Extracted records
------------------------------------------------
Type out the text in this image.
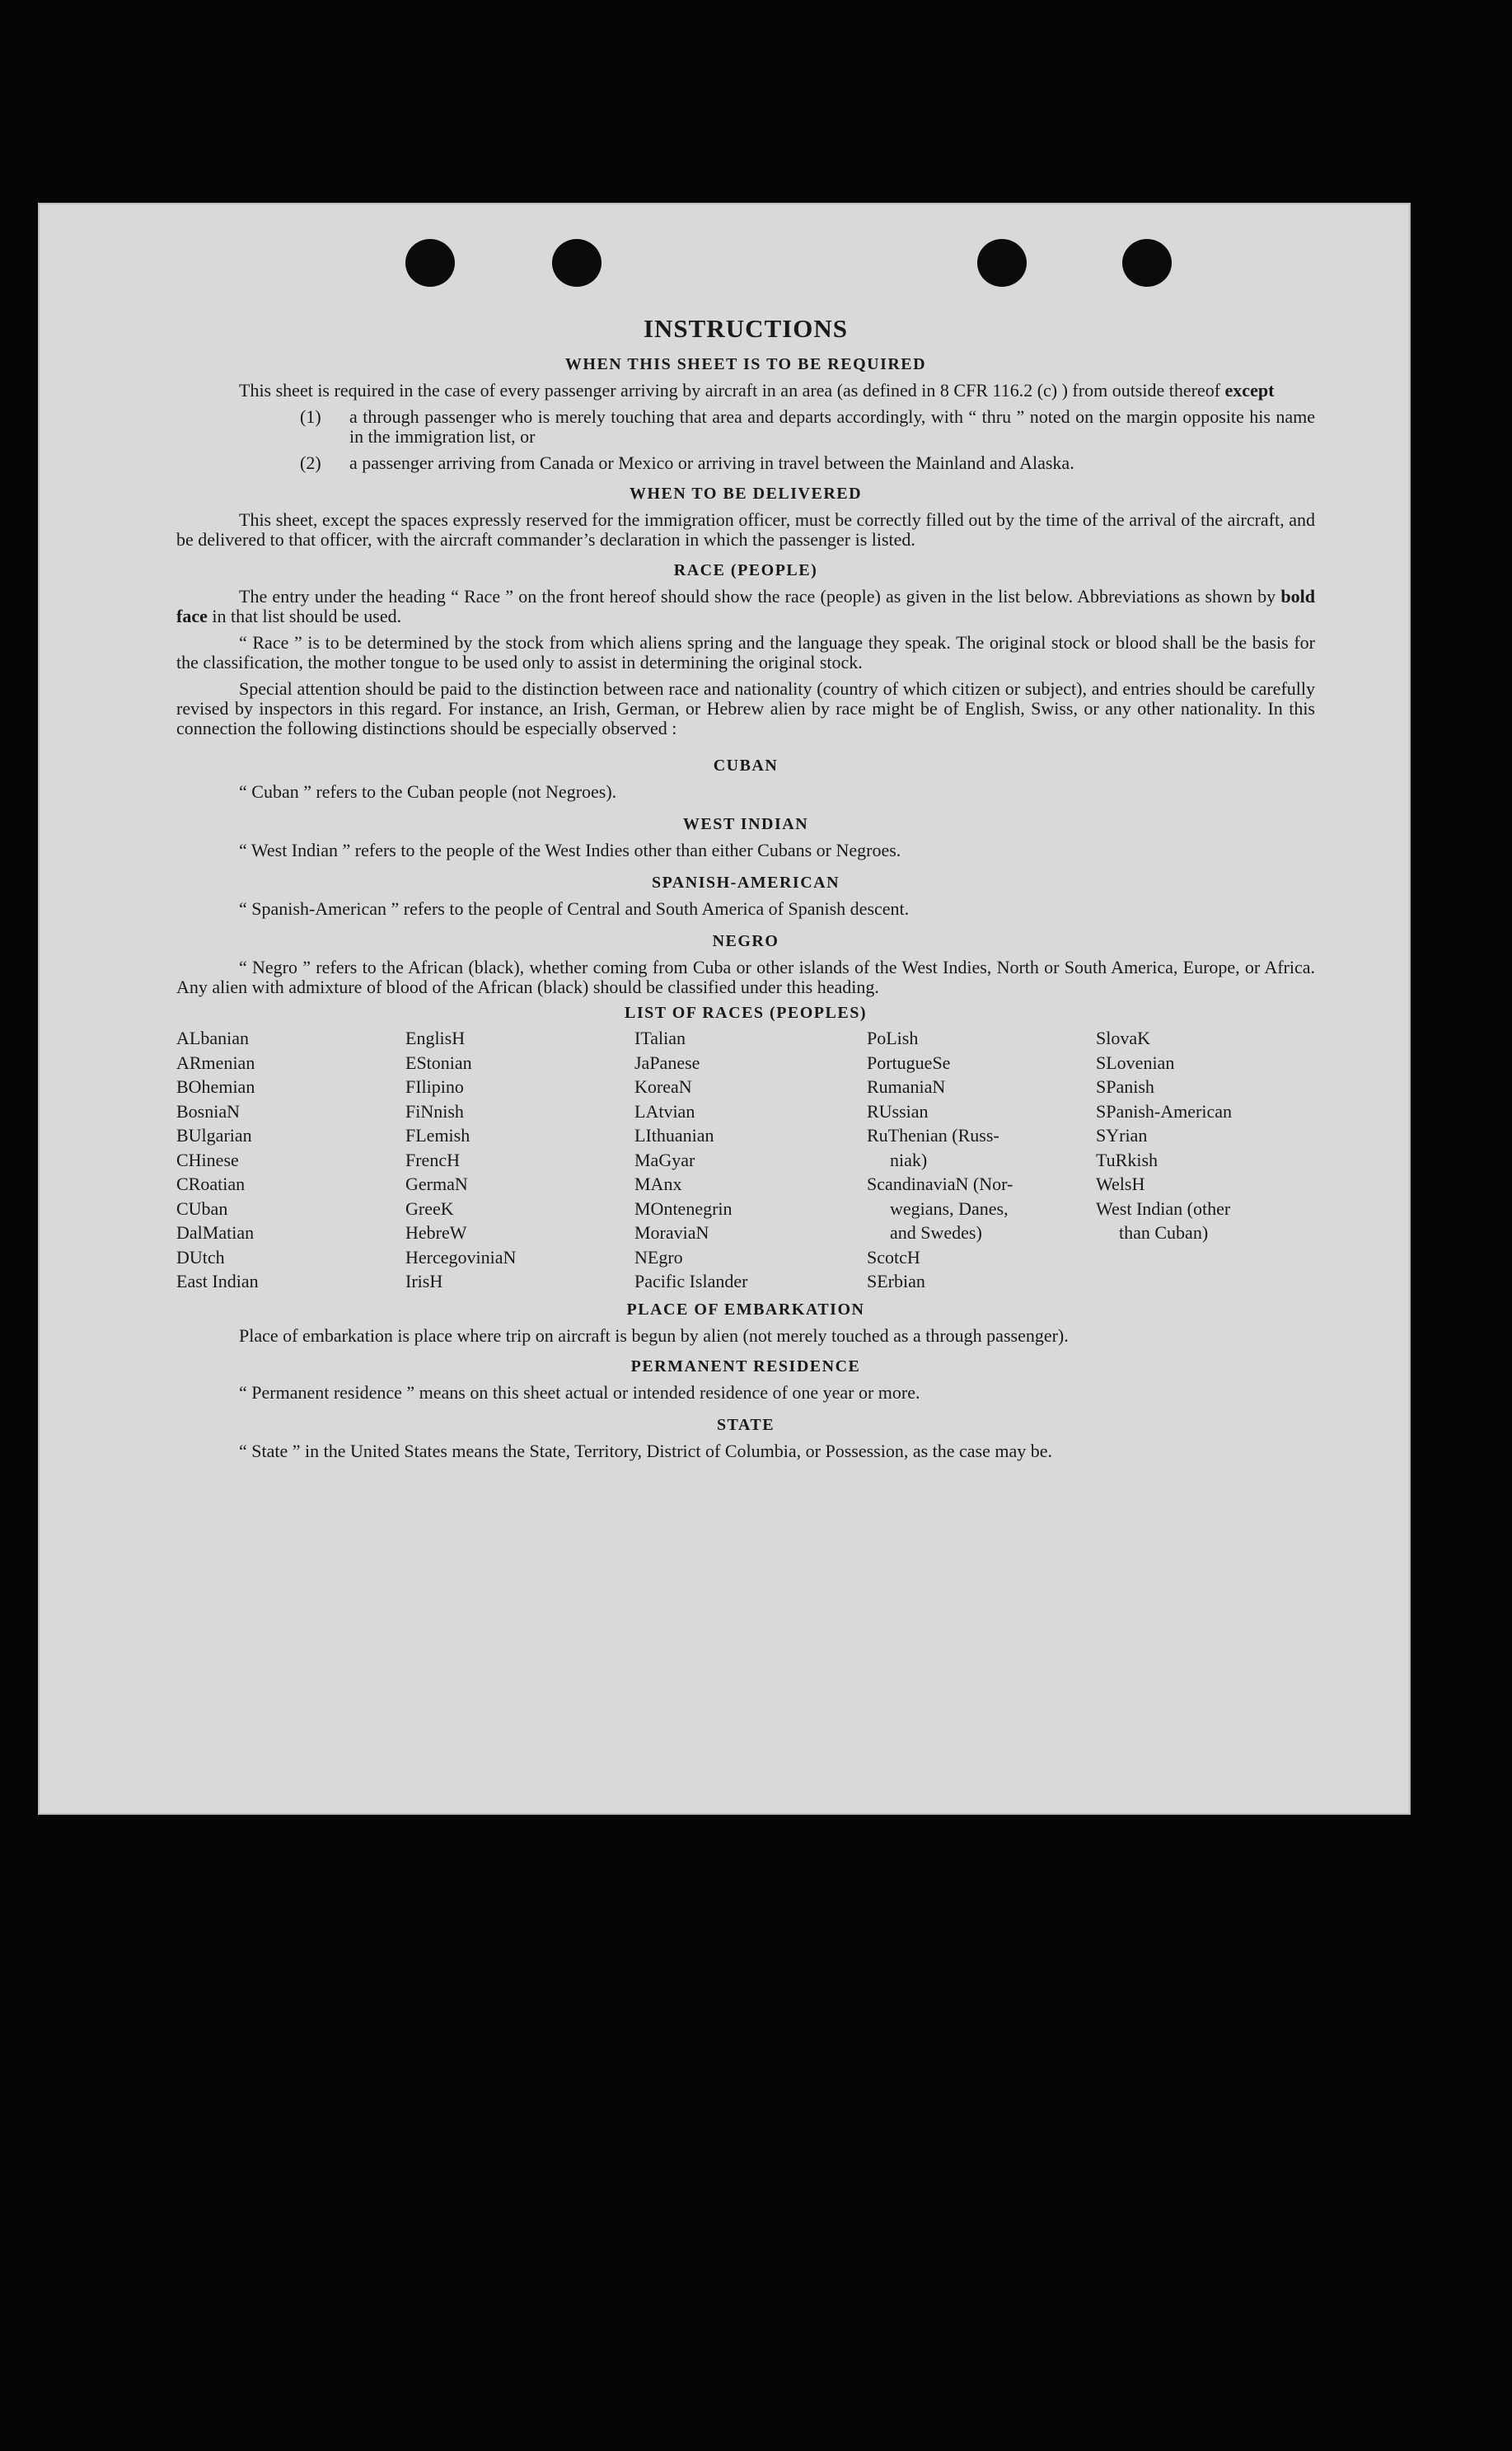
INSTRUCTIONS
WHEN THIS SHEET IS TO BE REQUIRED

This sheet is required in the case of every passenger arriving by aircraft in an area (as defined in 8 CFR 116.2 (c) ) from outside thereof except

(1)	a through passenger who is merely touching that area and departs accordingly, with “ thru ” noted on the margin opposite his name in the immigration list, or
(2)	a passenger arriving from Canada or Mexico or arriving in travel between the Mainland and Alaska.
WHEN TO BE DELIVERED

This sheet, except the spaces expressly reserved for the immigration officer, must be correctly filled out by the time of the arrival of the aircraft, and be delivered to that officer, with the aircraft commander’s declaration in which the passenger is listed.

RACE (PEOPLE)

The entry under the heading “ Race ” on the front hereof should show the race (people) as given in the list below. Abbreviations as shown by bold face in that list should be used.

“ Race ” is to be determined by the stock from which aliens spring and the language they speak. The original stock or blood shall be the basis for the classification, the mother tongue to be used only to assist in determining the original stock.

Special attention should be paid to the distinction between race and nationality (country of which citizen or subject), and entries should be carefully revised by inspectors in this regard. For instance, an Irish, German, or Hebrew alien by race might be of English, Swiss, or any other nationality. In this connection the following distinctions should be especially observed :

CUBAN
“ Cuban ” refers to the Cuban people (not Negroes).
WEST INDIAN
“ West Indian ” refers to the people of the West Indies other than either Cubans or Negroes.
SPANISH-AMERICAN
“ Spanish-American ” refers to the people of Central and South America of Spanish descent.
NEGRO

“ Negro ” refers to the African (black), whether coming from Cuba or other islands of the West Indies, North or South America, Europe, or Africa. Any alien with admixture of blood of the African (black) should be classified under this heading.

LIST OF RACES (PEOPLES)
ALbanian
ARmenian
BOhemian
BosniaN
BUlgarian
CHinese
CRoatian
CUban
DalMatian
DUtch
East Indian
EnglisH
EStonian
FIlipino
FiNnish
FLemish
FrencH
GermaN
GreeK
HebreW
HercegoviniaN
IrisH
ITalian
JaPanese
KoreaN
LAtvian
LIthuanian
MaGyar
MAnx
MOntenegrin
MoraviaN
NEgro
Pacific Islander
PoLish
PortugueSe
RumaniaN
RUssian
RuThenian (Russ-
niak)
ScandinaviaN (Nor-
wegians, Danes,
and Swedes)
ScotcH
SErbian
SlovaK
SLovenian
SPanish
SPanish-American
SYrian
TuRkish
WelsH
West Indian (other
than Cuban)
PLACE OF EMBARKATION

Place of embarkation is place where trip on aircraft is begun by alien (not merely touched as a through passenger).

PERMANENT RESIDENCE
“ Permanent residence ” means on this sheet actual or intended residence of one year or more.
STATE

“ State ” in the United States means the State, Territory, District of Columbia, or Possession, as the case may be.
------------------------------------------------
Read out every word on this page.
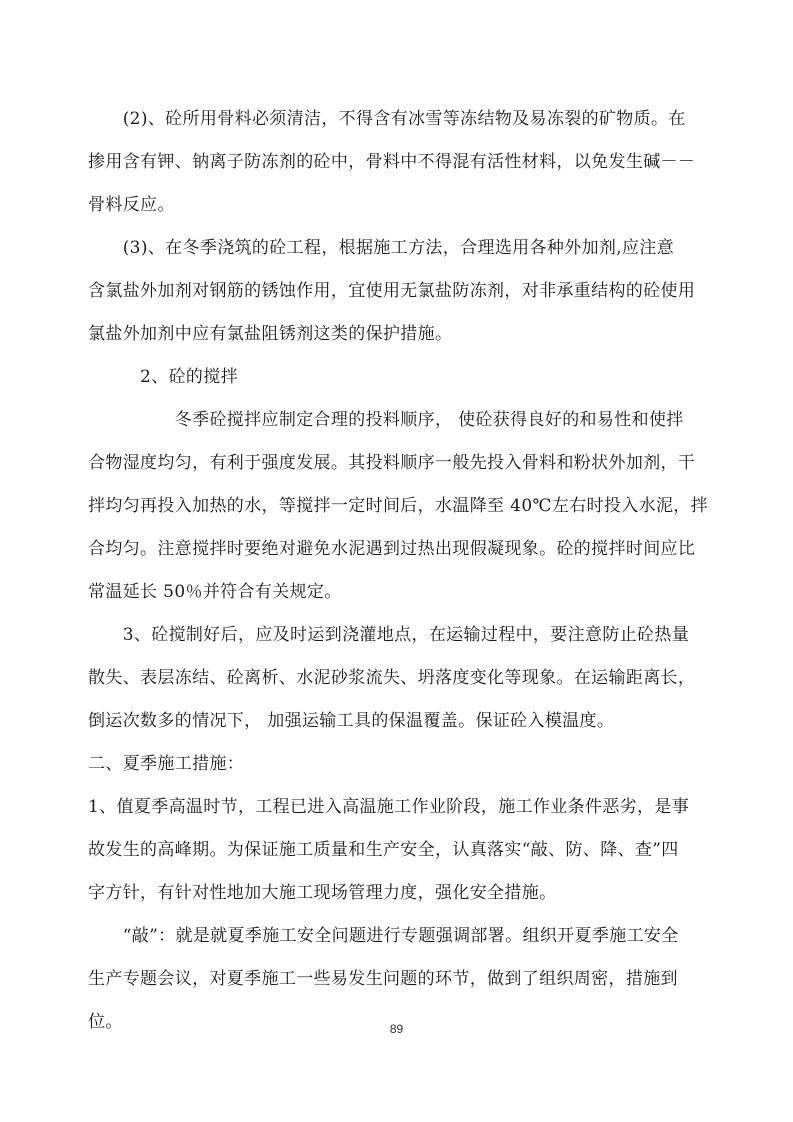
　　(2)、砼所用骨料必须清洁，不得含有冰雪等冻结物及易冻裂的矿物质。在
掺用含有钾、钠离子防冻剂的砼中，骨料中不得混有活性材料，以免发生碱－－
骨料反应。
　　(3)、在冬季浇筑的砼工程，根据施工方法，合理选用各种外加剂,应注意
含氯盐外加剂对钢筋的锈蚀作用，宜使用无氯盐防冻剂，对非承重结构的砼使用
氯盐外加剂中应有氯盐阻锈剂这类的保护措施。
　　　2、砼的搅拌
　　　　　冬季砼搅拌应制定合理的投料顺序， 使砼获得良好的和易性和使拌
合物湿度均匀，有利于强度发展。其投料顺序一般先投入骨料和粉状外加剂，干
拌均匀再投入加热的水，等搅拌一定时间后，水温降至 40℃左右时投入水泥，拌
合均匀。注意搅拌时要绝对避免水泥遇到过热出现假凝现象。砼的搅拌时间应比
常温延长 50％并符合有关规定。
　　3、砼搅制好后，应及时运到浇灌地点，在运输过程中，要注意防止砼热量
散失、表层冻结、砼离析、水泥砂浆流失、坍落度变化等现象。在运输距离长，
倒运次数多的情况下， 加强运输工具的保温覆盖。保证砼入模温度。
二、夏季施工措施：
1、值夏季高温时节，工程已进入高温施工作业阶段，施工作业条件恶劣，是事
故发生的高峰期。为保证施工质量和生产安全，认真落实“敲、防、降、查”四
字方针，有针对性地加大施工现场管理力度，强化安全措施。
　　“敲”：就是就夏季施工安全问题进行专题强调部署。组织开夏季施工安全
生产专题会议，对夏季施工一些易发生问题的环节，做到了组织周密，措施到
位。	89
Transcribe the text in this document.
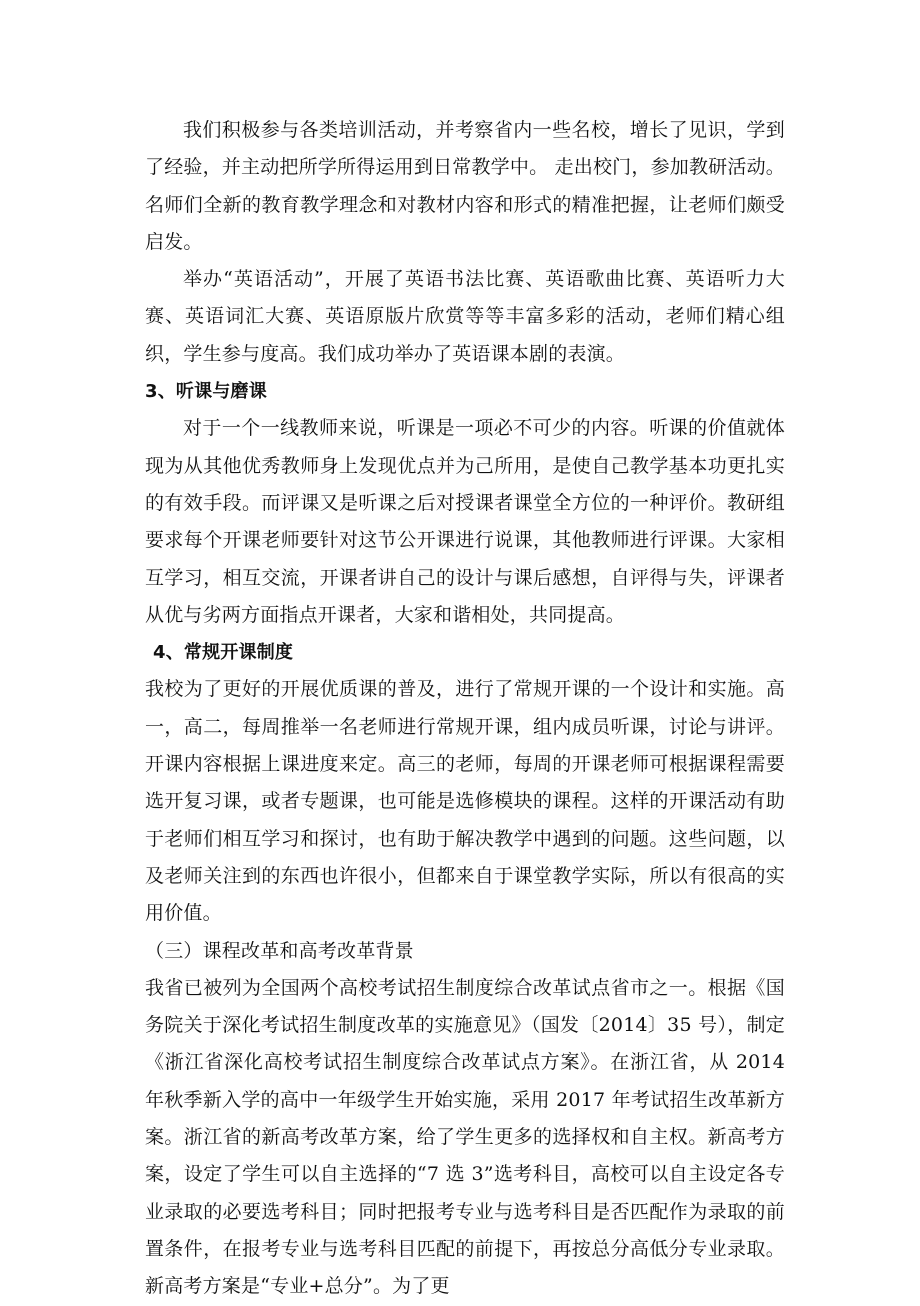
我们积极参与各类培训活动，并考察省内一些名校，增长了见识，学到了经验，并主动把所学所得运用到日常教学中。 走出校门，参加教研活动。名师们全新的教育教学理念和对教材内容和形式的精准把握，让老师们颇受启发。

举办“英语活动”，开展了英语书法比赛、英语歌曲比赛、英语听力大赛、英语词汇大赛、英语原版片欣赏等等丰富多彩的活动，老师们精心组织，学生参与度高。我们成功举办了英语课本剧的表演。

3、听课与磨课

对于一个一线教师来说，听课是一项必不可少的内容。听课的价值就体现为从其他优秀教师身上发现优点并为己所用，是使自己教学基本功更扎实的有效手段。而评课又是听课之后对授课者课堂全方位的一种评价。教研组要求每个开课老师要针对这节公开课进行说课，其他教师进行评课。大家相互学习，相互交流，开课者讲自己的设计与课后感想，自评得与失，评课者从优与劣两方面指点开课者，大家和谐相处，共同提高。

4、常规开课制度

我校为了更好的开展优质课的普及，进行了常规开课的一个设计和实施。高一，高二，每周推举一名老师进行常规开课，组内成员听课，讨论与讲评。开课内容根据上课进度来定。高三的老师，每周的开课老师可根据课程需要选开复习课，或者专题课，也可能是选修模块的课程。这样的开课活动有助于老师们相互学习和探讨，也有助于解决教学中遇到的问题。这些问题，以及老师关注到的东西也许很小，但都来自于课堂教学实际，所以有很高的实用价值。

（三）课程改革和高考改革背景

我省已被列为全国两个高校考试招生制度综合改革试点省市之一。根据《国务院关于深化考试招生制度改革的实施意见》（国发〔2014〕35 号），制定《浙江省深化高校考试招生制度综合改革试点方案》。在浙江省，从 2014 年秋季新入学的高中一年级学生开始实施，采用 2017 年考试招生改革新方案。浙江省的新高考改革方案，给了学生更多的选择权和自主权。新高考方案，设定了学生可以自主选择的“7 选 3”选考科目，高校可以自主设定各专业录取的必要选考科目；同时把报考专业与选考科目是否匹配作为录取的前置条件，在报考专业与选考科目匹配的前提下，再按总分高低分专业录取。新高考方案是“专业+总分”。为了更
------------------------------------------------
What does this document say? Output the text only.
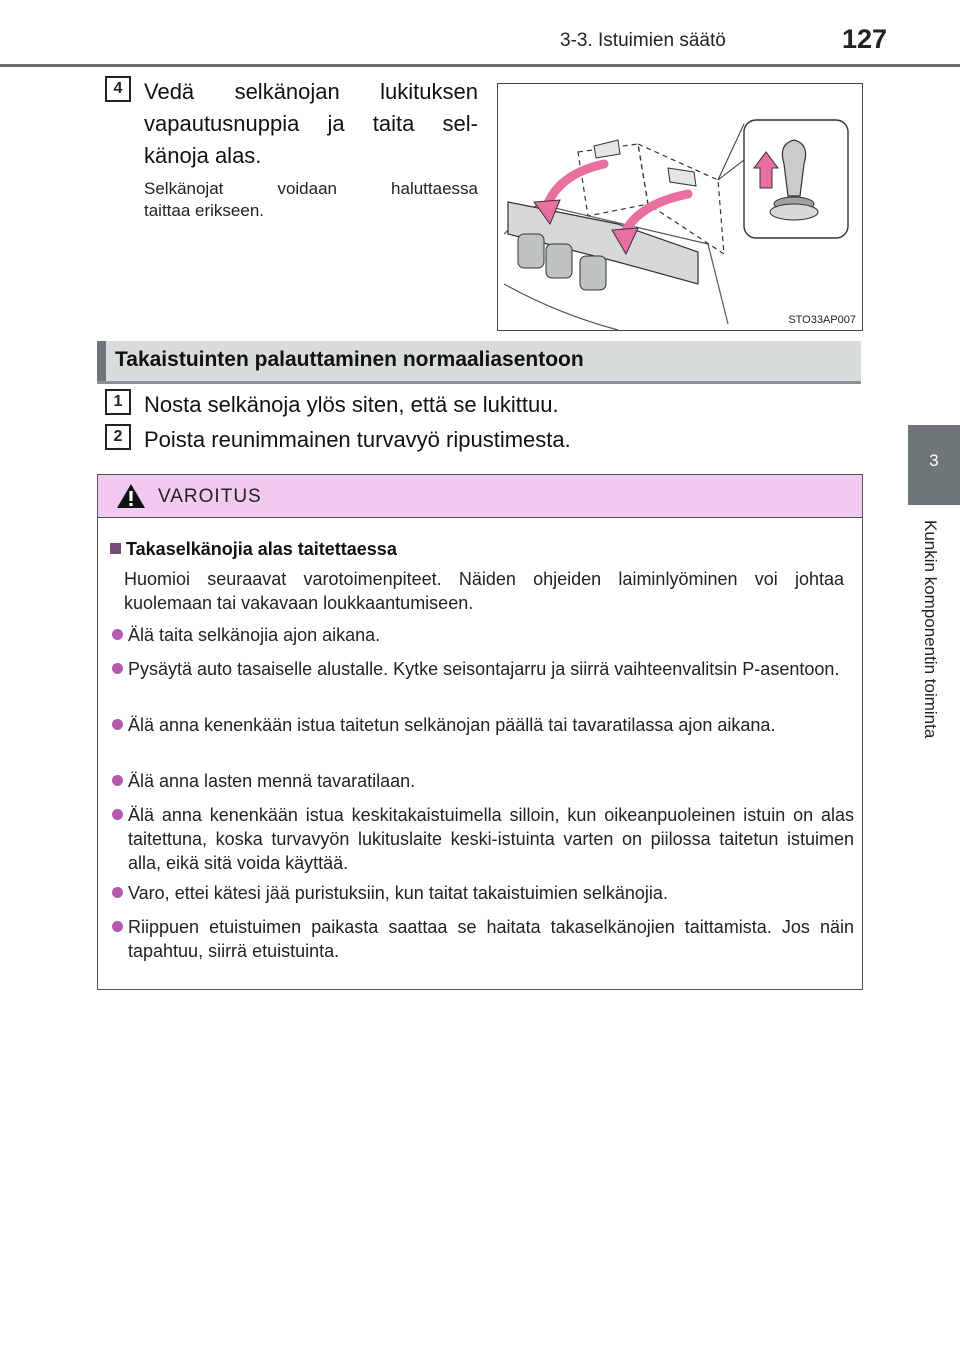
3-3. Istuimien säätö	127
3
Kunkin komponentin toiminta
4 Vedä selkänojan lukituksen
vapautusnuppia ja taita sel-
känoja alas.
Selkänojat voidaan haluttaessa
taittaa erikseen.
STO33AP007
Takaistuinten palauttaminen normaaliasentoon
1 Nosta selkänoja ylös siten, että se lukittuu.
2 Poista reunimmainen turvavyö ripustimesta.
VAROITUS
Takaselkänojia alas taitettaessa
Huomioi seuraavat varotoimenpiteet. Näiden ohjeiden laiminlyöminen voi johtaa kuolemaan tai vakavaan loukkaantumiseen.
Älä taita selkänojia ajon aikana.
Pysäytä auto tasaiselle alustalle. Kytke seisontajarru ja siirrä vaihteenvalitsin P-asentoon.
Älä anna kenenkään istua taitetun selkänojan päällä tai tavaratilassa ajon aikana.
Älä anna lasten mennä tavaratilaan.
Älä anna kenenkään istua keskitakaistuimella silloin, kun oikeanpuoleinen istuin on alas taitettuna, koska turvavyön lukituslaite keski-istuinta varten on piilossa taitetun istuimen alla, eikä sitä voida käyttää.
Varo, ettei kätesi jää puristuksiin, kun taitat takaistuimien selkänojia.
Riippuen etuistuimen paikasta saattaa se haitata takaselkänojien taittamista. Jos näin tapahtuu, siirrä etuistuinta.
------------------------------------------------
(TO BE DONE):
Identify the lines above with the word "means". Copy them.

(THE RESULT):
“ Permanent residence ” means on this sheet actual or intended residence of one year or more.
“ State ” in the United States means the State, Territory, District of Columbia, or Possession, as the case may be.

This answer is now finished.